### THE TASK
Quote all of the data that follows exactly as written, skipping the images.

Data excerpts
------------------------------------------------

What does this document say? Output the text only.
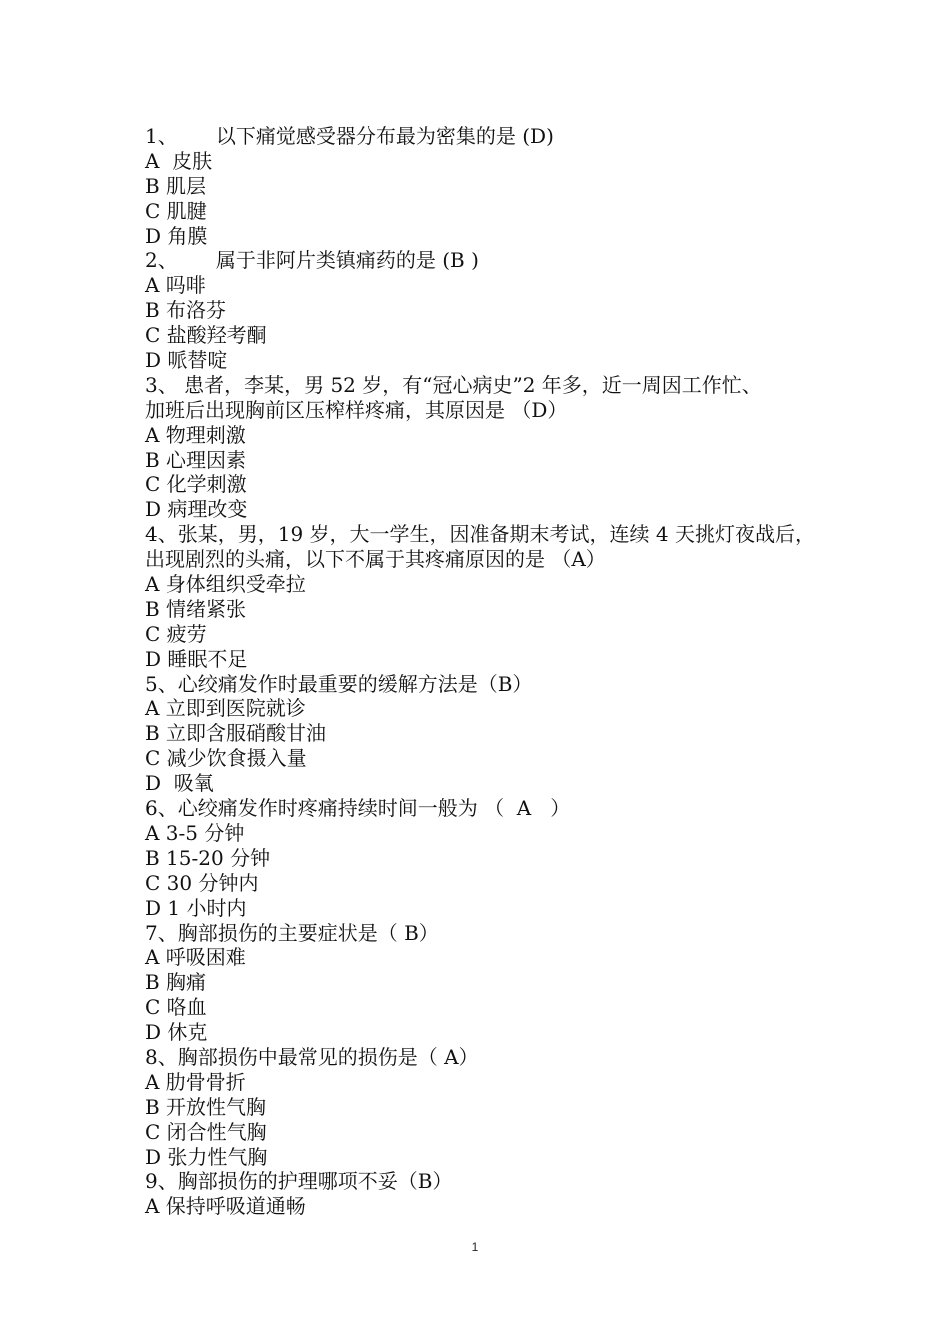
1、      以下痛觉感受器分布最为密集的是 (D)
A  皮肤
B 肌层
C 肌腱
D 角膜
2、      属于非阿片类镇痛药的是 (B )
A 吗啡
B 布洛芬
C 盐酸羟考酮
D 哌替啶
3、 患者，李某，男 52 岁，有“冠心病史”2 年多，近一周因工作忙、
加班后出现胸前区压榨样疼痛，其原因是 （D）
A 物理刺激
B 心理因素
C 化学刺激
D 病理改变
4、张某，男，19 岁，大一学生，因准备期末考试，连续 4 天挑灯夜战后，
出现剧烈的头痛，以下不属于其疼痛原因的是 （A）
A 身体组织受牵拉
B 情绪紧张
C 疲劳
D 睡眠不足
5、心绞痛发作时最重要的缓解方法是（B）
A 立即到医院就诊
B 立即含服硝酸甘油
C 减少饮食摄入量
D  吸氧
6、心绞痛发作时疼痛持续时间一般为 （  A   ）
A 3-5 分钟
B 15-20 分钟
C 30 分钟内
D 1 小时内
7、胸部损伤的主要症状是（ B）
A 呼吸困难
B 胸痛
C 咯血
D 休克
8、胸部损伤中最常见的损伤是（ A）
A 肋骨骨折
B 开放性气胸
C 闭合性气胸
D 张力性气胸
9、胸部损伤的护理哪项不妥（B）
A 保持呼吸道通畅
1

------------------------------------------------

### WRITTEN ANSWER
What does this document say? Output the text only.
1、      以下痛觉感受器分布最为密集的是 (D)
A  皮肤
B 肌层
C 肌腱
D 角膜
2、      属于非阿片类镇痛药的是 (B )
A 吗啡
B 布洛芬
C 盐酸羟考酮
D 哌替啶
3、 患者，李某，男 52 岁，有“冠心病史”2 年多，近一周因工作忙、
加班后出现胸前区压榨样疼痛，其原因是 （D）
A 物理刺激
B 心理因素
C 化学刺激
D 病理改变
4、张某，男，19 岁，大一学生，因准备期末考试，连续 4 天挑灯夜战后，
出现剧烈的头痛，以下不属于其疼痛原因的是 （A）
A 身体组织受牵拉
B 情绪紧张
C 疲劳
D 睡眠不足
5、心绞痛发作时最重要的缓解方法是（B）
A 立即到医院就诊
B 立即含服硝酸甘油
C 减少饮食摄入量
D  吸氧
6、心绞痛发作时疼痛持续时间一般为 （  A   ）
A 3-5 分钟
B 15-20 分钟
C 30 分钟内
D 1 小时内
7、胸部损伤的主要症状是（ B）
A 呼吸困难
B 胸痛
C 咯血
D 休克
8、胸部损伤中最常见的损伤是（ A）
A 肋骨骨折
B 开放性气胸
C 闭合性气胸
D 张力性气胸
9、胸部损伤的护理哪项不妥（B）
A 保持呼吸道通畅
1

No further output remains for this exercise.